- [Directive]:
Output every line of all the items below verbatim, and omit the pictures.

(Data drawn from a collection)
- - - - -
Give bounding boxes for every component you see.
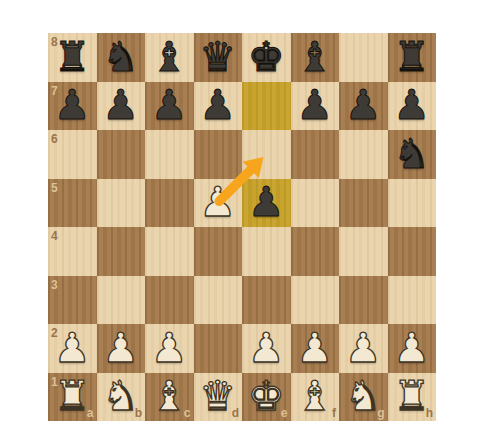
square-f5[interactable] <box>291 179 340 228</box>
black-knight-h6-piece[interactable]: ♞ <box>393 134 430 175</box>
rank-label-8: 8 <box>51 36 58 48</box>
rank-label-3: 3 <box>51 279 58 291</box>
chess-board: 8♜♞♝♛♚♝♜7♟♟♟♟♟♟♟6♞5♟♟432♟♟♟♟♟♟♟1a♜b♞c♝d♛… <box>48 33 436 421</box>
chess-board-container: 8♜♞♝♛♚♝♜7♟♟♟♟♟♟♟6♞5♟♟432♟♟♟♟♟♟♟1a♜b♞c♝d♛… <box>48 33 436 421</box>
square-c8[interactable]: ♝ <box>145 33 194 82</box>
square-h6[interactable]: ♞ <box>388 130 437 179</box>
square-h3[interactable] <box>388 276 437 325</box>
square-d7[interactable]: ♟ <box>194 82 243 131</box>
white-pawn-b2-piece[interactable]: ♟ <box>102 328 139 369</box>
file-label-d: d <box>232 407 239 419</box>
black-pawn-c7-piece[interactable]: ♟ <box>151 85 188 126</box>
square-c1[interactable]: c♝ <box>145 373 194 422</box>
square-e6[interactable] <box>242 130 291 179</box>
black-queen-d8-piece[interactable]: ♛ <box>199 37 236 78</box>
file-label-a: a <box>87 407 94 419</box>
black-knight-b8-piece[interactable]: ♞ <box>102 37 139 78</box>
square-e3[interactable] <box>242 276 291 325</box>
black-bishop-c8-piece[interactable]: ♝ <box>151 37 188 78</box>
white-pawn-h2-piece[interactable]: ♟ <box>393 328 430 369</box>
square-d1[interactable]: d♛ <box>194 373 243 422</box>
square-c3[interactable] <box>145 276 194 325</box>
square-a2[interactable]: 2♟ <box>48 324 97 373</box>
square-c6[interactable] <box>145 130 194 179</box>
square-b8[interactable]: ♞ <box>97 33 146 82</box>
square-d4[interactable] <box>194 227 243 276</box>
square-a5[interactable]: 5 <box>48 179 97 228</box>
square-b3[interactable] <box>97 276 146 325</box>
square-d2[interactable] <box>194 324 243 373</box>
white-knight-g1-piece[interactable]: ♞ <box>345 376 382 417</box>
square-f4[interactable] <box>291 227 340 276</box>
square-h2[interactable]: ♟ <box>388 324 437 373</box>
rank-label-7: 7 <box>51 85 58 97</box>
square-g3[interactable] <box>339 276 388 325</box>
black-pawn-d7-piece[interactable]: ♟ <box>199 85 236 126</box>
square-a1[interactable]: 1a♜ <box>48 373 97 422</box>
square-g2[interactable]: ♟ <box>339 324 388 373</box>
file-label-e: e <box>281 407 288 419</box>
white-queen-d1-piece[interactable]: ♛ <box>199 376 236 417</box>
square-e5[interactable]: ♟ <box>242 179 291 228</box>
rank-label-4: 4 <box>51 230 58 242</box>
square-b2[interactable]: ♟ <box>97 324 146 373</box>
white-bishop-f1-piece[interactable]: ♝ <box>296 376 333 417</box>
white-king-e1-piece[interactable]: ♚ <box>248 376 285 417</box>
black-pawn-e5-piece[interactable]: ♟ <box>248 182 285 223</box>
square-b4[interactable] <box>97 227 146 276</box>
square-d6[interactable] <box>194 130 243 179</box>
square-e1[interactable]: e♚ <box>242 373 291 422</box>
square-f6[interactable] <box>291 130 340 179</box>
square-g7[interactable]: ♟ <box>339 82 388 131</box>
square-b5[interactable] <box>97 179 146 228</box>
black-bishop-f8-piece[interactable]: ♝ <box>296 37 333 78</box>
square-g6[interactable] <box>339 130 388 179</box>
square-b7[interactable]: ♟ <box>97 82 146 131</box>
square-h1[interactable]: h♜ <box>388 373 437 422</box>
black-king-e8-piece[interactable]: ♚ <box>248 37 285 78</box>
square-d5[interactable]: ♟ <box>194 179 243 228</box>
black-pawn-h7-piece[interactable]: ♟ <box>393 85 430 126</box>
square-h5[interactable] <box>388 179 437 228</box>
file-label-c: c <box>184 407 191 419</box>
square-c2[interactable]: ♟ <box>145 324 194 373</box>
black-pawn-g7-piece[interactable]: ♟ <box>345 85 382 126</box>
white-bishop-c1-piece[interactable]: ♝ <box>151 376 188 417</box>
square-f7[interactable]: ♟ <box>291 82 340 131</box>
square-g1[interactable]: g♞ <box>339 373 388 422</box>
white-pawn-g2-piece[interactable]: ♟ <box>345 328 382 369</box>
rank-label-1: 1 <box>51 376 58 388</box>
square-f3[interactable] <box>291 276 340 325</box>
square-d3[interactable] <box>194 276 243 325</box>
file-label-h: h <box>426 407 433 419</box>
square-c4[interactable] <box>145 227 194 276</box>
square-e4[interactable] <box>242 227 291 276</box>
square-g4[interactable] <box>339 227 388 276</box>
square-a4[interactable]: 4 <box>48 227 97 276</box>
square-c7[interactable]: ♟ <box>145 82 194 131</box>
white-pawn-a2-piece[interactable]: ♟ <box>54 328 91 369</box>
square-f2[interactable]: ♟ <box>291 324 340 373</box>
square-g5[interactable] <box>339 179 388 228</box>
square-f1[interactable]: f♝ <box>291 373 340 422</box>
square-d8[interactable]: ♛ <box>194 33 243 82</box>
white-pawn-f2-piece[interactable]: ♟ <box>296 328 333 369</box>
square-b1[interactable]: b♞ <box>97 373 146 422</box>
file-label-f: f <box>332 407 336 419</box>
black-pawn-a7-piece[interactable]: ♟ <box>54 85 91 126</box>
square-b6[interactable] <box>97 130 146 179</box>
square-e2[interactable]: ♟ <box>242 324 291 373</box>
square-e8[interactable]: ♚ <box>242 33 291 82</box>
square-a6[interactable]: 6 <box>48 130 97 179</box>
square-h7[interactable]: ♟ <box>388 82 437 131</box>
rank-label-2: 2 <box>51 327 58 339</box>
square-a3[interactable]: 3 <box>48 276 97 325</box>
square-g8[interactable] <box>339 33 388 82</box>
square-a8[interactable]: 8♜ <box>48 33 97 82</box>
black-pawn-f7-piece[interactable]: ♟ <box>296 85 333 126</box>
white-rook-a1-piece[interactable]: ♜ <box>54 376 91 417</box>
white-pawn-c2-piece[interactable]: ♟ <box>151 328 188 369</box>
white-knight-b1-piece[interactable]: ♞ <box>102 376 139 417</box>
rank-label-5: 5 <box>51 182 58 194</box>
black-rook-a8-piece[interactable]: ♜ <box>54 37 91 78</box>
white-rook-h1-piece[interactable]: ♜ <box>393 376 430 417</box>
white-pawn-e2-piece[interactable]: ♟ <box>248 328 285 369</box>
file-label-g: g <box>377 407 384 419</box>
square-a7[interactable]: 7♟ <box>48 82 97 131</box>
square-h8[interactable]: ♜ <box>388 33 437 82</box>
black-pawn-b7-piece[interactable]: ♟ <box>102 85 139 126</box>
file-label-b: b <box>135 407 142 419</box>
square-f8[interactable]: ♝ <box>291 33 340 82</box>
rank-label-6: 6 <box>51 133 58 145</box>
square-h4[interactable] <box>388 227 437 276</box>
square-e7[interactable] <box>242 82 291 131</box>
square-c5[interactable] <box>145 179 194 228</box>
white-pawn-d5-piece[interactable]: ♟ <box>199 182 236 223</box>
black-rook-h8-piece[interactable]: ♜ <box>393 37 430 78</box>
- - - - -
- [Problem solution]:
Give bounding boxes for every component you see.
square-f5[interactable] <box>291 179 340 228</box>
black-knight-h6-piece[interactable]: ♞ <box>393 134 430 175</box>
rank-label-8: 8 <box>51 36 58 48</box>
rank-label-3: 3 <box>51 279 58 291</box>
chess-board: 8♜♞♝♛♚♝♜7♟♟♟♟♟♟♟6♞5♟♟432♟♟♟♟♟♟♟1a♜b♞c♝d♛… <box>48 33 436 421</box>
chess-board-container: 8♜♞♝♛♚♝♜7♟♟♟♟♟♟♟6♞5♟♟432♟♟♟♟♟♟♟1a♜b♞c♝d♛… <box>48 33 436 421</box>
square-c8[interactable]: ♝ <box>145 33 194 82</box>
square-h6[interactable]: ♞ <box>388 130 437 179</box>
square-h3[interactable] <box>388 276 437 325</box>
square-d7[interactable]: ♟ <box>194 82 243 131</box>
white-pawn-b2-piece[interactable]: ♟ <box>102 328 139 369</box>
file-label-d: d <box>232 407 239 419</box>
black-pawn-c7-piece[interactable]: ♟ <box>151 85 188 126</box>
square-c1[interactable]: c♝ <box>145 373 194 422</box>
square-e6[interactable] <box>242 130 291 179</box>
black-queen-d8-piece[interactable]: ♛ <box>199 37 236 78</box>
file-label-a: a <box>87 407 94 419</box>
black-knight-b8-piece[interactable]: ♞ <box>102 37 139 78</box>
square-e3[interactable] <box>242 276 291 325</box>
black-bishop-c8-piece[interactable]: ♝ <box>151 37 188 78</box>
white-pawn-h2-piece[interactable]: ♟ <box>393 328 430 369</box>
square-d1[interactable]: d♛ <box>194 373 243 422</box>
square-c3[interactable] <box>145 276 194 325</box>
square-a2[interactable]: 2♟ <box>48 324 97 373</box>
square-c6[interactable] <box>145 130 194 179</box>
square-b8[interactable]: ♞ <box>97 33 146 82</box>
square-d4[interactable] <box>194 227 243 276</box>
square-a5[interactable]: 5 <box>48 179 97 228</box>
square-b3[interactable] <box>97 276 146 325</box>
square-d2[interactable] <box>194 324 243 373</box>
white-knight-g1-piece[interactable]: ♞ <box>345 376 382 417</box>
square-f4[interactable] <box>291 227 340 276</box>
square-h2[interactable]: ♟ <box>388 324 437 373</box>
rank-label-7: 7 <box>51 85 58 97</box>
square-g3[interactable] <box>339 276 388 325</box>
black-pawn-d7-piece[interactable]: ♟ <box>199 85 236 126</box>
square-a1[interactable]: 1a♜ <box>48 373 97 422</box>
square-g2[interactable]: ♟ <box>339 324 388 373</box>
file-label-e: e <box>281 407 288 419</box>
white-queen-d1-piece[interactable]: ♛ <box>199 376 236 417</box>
square-e5[interactable]: ♟ <box>242 179 291 228</box>
rank-label-4: 4 <box>51 230 58 242</box>
square-b2[interactable]: ♟ <box>97 324 146 373</box>
white-bishop-f1-piece[interactable]: ♝ <box>296 376 333 417</box>
white-king-e1-piece[interactable]: ♚ <box>248 376 285 417</box>
black-pawn-e5-piece[interactable]: ♟ <box>248 182 285 223</box>
square-b4[interactable] <box>97 227 146 276</box>
square-d6[interactable] <box>194 130 243 179</box>
square-e1[interactable]: e♚ <box>242 373 291 422</box>
square-f6[interactable] <box>291 130 340 179</box>
square-g7[interactable]: ♟ <box>339 82 388 131</box>
square-b5[interactable] <box>97 179 146 228</box>
black-bishop-f8-piece[interactable]: ♝ <box>296 37 333 78</box>
square-g6[interactable] <box>339 130 388 179</box>
square-b7[interactable]: ♟ <box>97 82 146 131</box>
square-h1[interactable]: h♜ <box>388 373 437 422</box>
black-king-e8-piece[interactable]: ♚ <box>248 37 285 78</box>
square-d5[interactable]: ♟ <box>194 179 243 228</box>
black-pawn-h7-piece[interactable]: ♟ <box>393 85 430 126</box>
square-h5[interactable] <box>388 179 437 228</box>
file-label-c: c <box>184 407 191 419</box>
square-c2[interactable]: ♟ <box>145 324 194 373</box>
black-pawn-g7-piece[interactable]: ♟ <box>345 85 382 126</box>
white-bishop-c1-piece[interactable]: ♝ <box>151 376 188 417</box>
square-f7[interactable]: ♟ <box>291 82 340 131</box>
square-g1[interactable]: g♞ <box>339 373 388 422</box>
white-pawn-g2-piece[interactable]: ♟ <box>345 328 382 369</box>
rank-label-1: 1 <box>51 376 58 388</box>
square-f3[interactable] <box>291 276 340 325</box>
square-d3[interactable] <box>194 276 243 325</box>
file-label-h: h <box>426 407 433 419</box>
square-c4[interactable] <box>145 227 194 276</box>
square-e4[interactable] <box>242 227 291 276</box>
square-g4[interactable] <box>339 227 388 276</box>
square-a4[interactable]: 4 <box>48 227 97 276</box>
square-c7[interactable]: ♟ <box>145 82 194 131</box>
white-pawn-a2-piece[interactable]: ♟ <box>54 328 91 369</box>
square-f2[interactable]: ♟ <box>291 324 340 373</box>
square-g5[interactable] <box>339 179 388 228</box>
square-f1[interactable]: f♝ <box>291 373 340 422</box>
square-d8[interactable]: ♛ <box>194 33 243 82</box>
white-pawn-f2-piece[interactable]: ♟ <box>296 328 333 369</box>
square-b1[interactable]: b♞ <box>97 373 146 422</box>
file-label-f: f <box>332 407 336 419</box>
black-pawn-a7-piece[interactable]: ♟ <box>54 85 91 126</box>
square-b6[interactable] <box>97 130 146 179</box>
square-e2[interactable]: ♟ <box>242 324 291 373</box>
square-e8[interactable]: ♚ <box>242 33 291 82</box>
square-a6[interactable]: 6 <box>48 130 97 179</box>
square-h7[interactable]: ♟ <box>388 82 437 131</box>
rank-label-2: 2 <box>51 327 58 339</box>
square-a3[interactable]: 3 <box>48 276 97 325</box>
square-g8[interactable] <box>339 33 388 82</box>
square-a8[interactable]: 8♜ <box>48 33 97 82</box>
black-pawn-f7-piece[interactable]: ♟ <box>296 85 333 126</box>
white-rook-a1-piece[interactable]: ♜ <box>54 376 91 417</box>
white-pawn-c2-piece[interactable]: ♟ <box>151 328 188 369</box>
white-knight-b1-piece[interactable]: ♞ <box>102 376 139 417</box>
rank-label-5: 5 <box>51 182 58 194</box>
black-rook-a8-piece[interactable]: ♜ <box>54 37 91 78</box>
white-rook-h1-piece[interactable]: ♜ <box>393 376 430 417</box>
white-pawn-e2-piece[interactable]: ♟ <box>248 328 285 369</box>
file-label-g: g <box>377 407 384 419</box>
square-a7[interactable]: 7♟ <box>48 82 97 131</box>
square-h8[interactable]: ♜ <box>388 33 437 82</box>
black-pawn-b7-piece[interactable]: ♟ <box>102 85 139 126</box>
file-label-b: b <box>135 407 142 419</box>
square-f8[interactable]: ♝ <box>291 33 340 82</box>
rank-label-6: 6 <box>51 133 58 145</box>
square-h4[interactable] <box>388 227 437 276</box>
square-e7[interactable] <box>242 82 291 131</box>
square-c5[interactable] <box>145 179 194 228</box>
white-pawn-d5-piece[interactable]: ♟ <box>199 182 236 223</box>
black-rook-h8-piece[interactable]: ♜ <box>393 37 430 78</box>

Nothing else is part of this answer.